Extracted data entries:
......
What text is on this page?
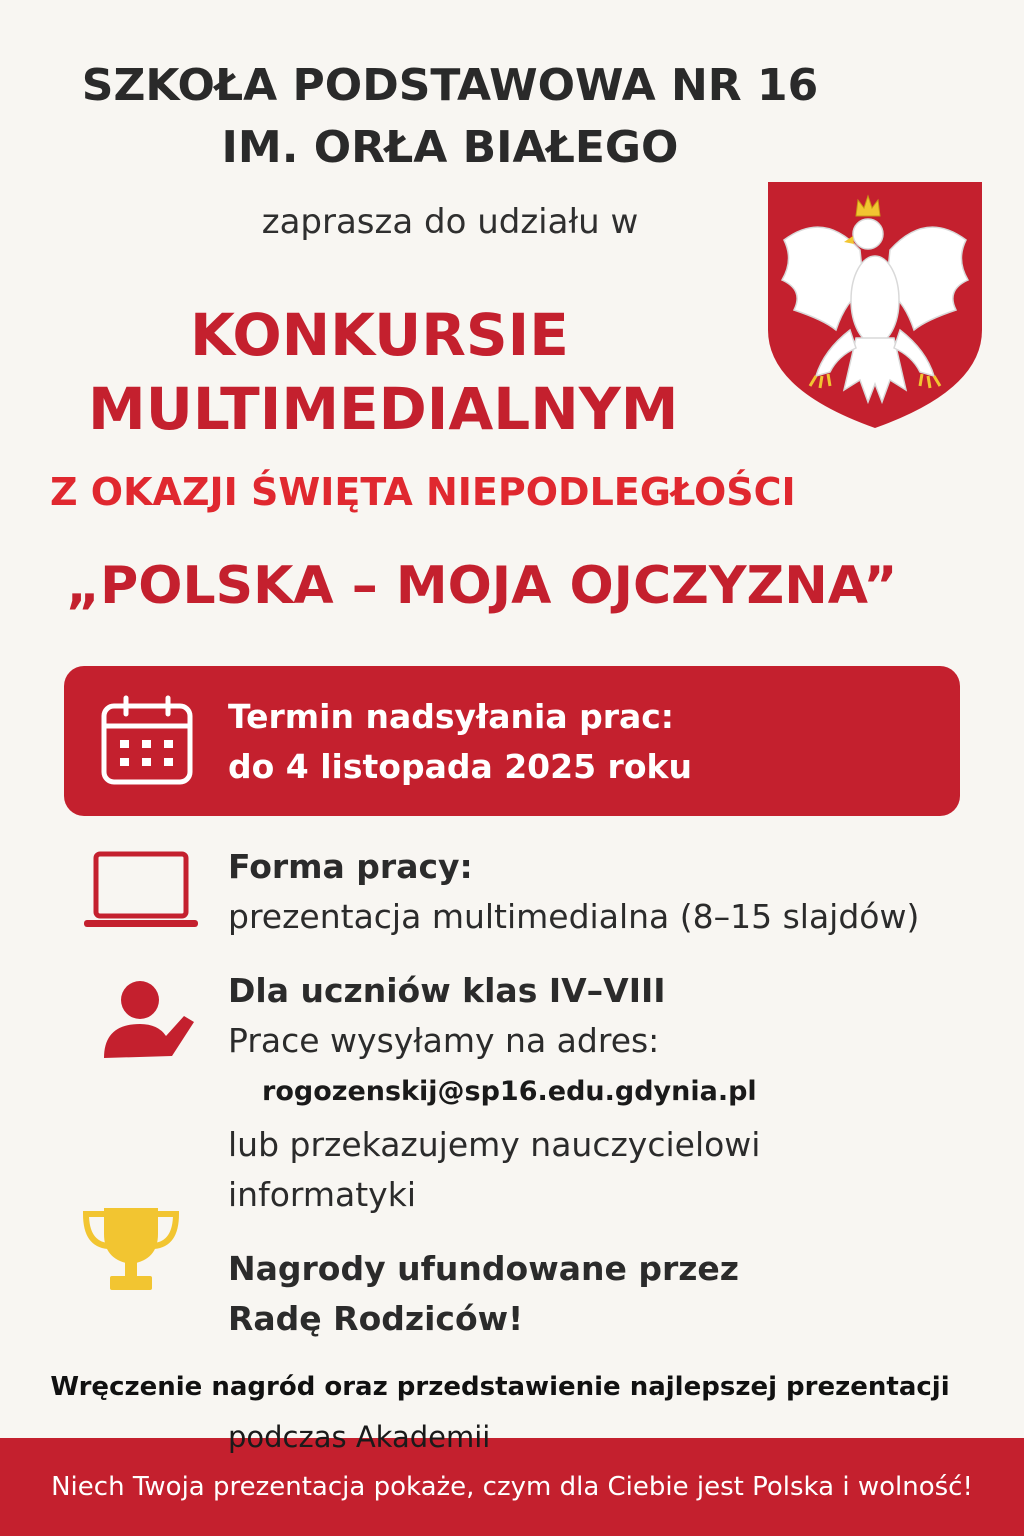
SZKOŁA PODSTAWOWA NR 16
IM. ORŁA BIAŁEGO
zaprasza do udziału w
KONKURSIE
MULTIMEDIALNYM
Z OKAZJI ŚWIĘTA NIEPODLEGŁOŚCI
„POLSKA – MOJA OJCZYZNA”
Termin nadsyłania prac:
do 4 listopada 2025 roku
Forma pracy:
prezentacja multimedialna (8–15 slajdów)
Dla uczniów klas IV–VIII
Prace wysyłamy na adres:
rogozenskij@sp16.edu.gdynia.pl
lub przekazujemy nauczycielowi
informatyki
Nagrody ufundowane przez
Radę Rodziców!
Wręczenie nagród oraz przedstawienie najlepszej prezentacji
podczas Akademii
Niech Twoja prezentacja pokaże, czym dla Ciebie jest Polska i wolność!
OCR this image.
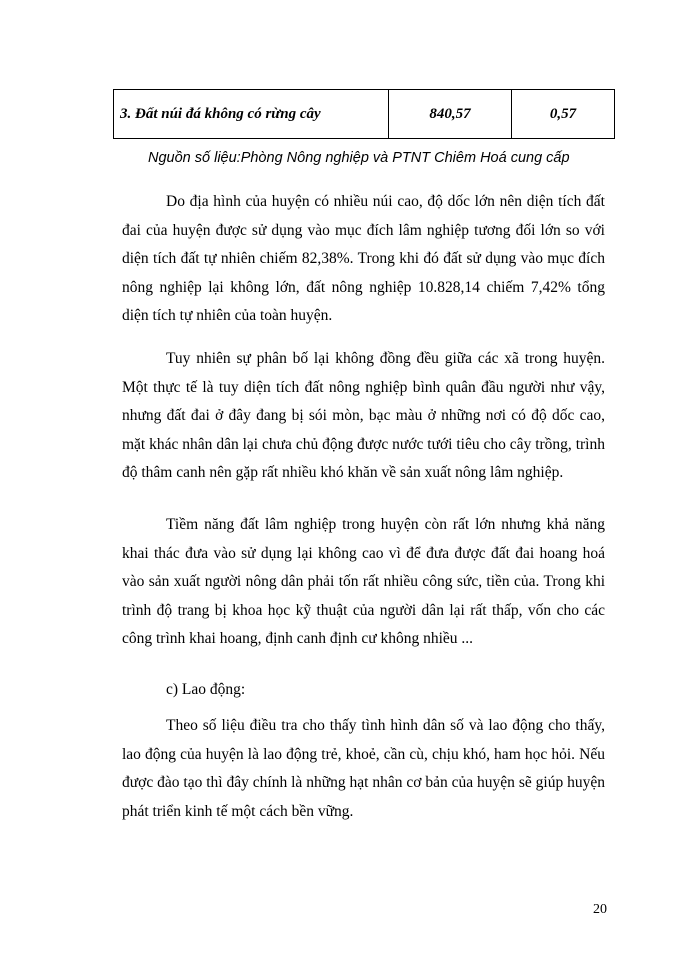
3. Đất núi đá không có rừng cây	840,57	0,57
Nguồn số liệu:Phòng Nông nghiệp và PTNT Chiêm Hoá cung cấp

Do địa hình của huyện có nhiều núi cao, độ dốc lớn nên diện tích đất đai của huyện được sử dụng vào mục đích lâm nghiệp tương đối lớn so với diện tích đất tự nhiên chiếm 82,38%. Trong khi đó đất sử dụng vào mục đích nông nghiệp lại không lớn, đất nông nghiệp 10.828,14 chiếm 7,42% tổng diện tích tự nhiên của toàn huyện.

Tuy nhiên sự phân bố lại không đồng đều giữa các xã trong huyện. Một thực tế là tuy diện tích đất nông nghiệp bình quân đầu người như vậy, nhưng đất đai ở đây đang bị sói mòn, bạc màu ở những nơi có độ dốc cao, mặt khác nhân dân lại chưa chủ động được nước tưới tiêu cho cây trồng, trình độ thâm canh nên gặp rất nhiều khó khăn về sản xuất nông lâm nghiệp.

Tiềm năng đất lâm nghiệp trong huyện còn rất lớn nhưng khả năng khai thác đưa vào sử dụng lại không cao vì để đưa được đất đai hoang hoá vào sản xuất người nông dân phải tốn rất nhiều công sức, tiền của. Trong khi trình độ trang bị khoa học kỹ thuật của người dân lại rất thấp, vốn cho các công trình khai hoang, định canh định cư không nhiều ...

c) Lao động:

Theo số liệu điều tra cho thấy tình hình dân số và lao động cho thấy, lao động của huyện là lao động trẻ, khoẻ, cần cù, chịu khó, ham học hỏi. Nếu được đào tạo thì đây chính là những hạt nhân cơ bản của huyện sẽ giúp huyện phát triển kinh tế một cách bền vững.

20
......
Goal of the exercise: Keep the pictures out of your copy, and repeat every entry above exactly.

Final answer:
What text is on this page?
SZKOŁA PODSTAWOWA NR 16
IM. ORŁA BIAŁEGO
zaprasza do udziału w
KONKURSIE
MULTIMEDIALNYM
Z OKAZJI ŚWIĘTA NIEPODLEGŁOŚCI
„POLSKA – MOJA OJCZYZNA”
Termin nadsyłania prac:
do 4 listopada 2025 roku
Forma pracy:
prezentacja multimedialna (8–15 slajdów)
Dla uczniów klas IV–VIII
Prace wysyłamy na adres:
rogozenskij@sp16.edu.gdynia.pl
lub przekazujemy nauczycielowi
informatyki
Nagrody ufundowane przez
Radę Rodziców!
Wręczenie nagród oraz przedstawienie najlepszej prezentacji
podczas Akademii
Niech Twoja prezentacja pokaże, czym dla Ciebie jest Polska i wolność!
OCR this image.
3. Đất núi đá không có rừng cây	840,57	0,57
Nguồn số liệu:Phòng Nông nghiệp và PTNT Chiêm Hoá cung cấp

Do địa hình của huyện có nhiều núi cao, độ dốc lớn nên diện tích đất đai của huyện được sử dụng vào mục đích lâm nghiệp tương đối lớn so với diện tích đất tự nhiên chiếm 82,38%. Trong khi đó đất sử dụng vào mục đích nông nghiệp lại không lớn, đất nông nghiệp 10.828,14 chiếm 7,42% tổng diện tích tự nhiên của toàn huyện.

Tuy nhiên sự phân bố lại không đồng đều giữa các xã trong huyện. Một thực tế là tuy diện tích đất nông nghiệp bình quân đầu người như vậy, nhưng đất đai ở đây đang bị sói mòn, bạc màu ở những nơi có độ dốc cao, mặt khác nhân dân lại chưa chủ động được nước tưới tiêu cho cây trồng, trình độ thâm canh nên gặp rất nhiều khó khăn về sản xuất nông lâm nghiệp.

Tiềm năng đất lâm nghiệp trong huyện còn rất lớn nhưng khả năng khai thác đưa vào sử dụng lại không cao vì để đưa được đất đai hoang hoá vào sản xuất người nông dân phải tốn rất nhiều công sức, tiền của. Trong khi trình độ trang bị khoa học kỹ thuật của người dân lại rất thấp, vốn cho các công trình khai hoang, định canh định cư không nhiều ...

c) Lao động:

Theo số liệu điều tra cho thấy tình hình dân số và lao động cho thấy, lao động của huyện là lao động trẻ, khoẻ, cần cù, chịu khó, ham học hỏi. Nếu được đào tạo thì đây chính là những hạt nhân cơ bản của huyện sẽ giúp huyện phát triển kinh tế một cách bền vững.

20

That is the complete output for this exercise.